→ **Task to carry out**
Each entry must be reproduced precisely as it stands.

Stored data:
-*-*-

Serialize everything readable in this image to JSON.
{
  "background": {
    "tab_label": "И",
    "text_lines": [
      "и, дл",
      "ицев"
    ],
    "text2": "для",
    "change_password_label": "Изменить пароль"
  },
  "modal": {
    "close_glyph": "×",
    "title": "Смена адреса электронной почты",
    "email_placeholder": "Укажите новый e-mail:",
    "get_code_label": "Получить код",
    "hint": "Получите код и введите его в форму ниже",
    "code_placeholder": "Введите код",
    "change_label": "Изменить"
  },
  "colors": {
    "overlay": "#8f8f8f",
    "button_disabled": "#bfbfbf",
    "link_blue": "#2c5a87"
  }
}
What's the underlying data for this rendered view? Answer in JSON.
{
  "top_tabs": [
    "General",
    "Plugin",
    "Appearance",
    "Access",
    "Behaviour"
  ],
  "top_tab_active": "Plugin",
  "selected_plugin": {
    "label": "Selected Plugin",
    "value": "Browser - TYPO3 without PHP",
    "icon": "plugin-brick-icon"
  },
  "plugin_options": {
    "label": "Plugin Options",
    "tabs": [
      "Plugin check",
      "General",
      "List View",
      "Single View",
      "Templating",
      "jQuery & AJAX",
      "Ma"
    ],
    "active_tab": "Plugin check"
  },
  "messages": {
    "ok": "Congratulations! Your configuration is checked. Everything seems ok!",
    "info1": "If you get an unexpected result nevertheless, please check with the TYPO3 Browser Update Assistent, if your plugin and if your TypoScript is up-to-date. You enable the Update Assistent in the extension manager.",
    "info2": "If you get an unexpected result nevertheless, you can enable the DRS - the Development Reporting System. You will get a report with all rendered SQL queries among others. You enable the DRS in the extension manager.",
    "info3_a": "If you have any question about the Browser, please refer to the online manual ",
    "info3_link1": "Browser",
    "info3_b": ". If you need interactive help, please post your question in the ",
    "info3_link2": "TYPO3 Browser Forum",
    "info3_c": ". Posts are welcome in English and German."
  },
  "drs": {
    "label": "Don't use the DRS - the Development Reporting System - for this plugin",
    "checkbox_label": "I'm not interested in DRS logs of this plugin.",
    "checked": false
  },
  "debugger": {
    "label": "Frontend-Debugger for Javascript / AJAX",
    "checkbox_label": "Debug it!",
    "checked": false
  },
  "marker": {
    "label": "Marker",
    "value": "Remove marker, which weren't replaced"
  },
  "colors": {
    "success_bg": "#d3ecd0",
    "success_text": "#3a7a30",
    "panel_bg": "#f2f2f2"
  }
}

-*-*-

→ **Reply**
Serialize everything readable in this image to JSON.
{
  "background": {
    "tab_label": "И",
    "text_lines": [
      "и, дл",
      "ицев"
    ],
    "text2": "для",
    "change_password_label": "Изменить пароль"
  },
  "modal": {
    "close_glyph": "×",
    "title": "Смена адреса электронной почты",
    "email_placeholder": "Укажите новый e-mail:",
    "get_code_label": "Получить код",
    "hint": "Получите код и введите его в форму ниже",
    "code_placeholder": "Введите код",
    "change_label": "Изменить"
  },
  "colors": {
    "overlay": "#8f8f8f",
    "button_disabled": "#bfbfbf",
    "link_blue": "#2c5a87"
  }
}
What's the underlying data for this rendered view? Answer in JSON.
{
  "top_tabs": [
    "General",
    "Plugin",
    "Appearance",
    "Access",
    "Behaviour"
  ],
  "top_tab_active": "Plugin",
  "selected_plugin": {
    "label": "Selected Plugin",
    "value": "Browser - TYPO3 without PHP",
    "icon": "plugin-brick-icon"
  },
  "plugin_options": {
    "label": "Plugin Options",
    "tabs": [
      "Plugin check",
      "General",
      "List View",
      "Single View",
      "Templating",
      "jQuery & AJAX",
      "Ma"
    ],
    "active_tab": "Plugin check"
  },
  "messages": {
    "ok": "Congratulations! Your configuration is checked. Everything seems ok!",
    "info1": "If you get an unexpected result nevertheless, please check with the TYPO3 Browser Update Assistent, if your plugin and if your TypoScript is up-to-date. You enable the Update Assistent in the extension manager.",
    "info2": "If you get an unexpected result nevertheless, you can enable the DRS - the Development Reporting System. You will get a report with all rendered SQL queries among others. You enable the DRS in the extension manager.",
    "info3_a": "If you have any question about the Browser, please refer to the online manual ",
    "info3_link1": "Browser",
    "info3_b": ". If you need interactive help, please post your question in the ",
    "info3_link2": "TYPO3 Browser Forum",
    "info3_c": ". Posts are welcome in English and German."
  },
  "drs": {
    "label": "Don't use the DRS - the Development Reporting System - for this plugin",
    "checkbox_label": "I'm not interested in DRS logs of this plugin.",
    "checked": false
  },
  "debugger": {
    "label": "Frontend-Debugger for Javascript / AJAX",
    "checkbox_label": "Debug it!",
    "checked": false
  },
  "marker": {
    "label": "Marker",
    "value": "Remove marker, which weren't replaced"
  },
  "colors": {
    "success_bg": "#d3ecd0",
    "success_text": "#3a7a30",
    "panel_bg": "#f2f2f2"
  }
}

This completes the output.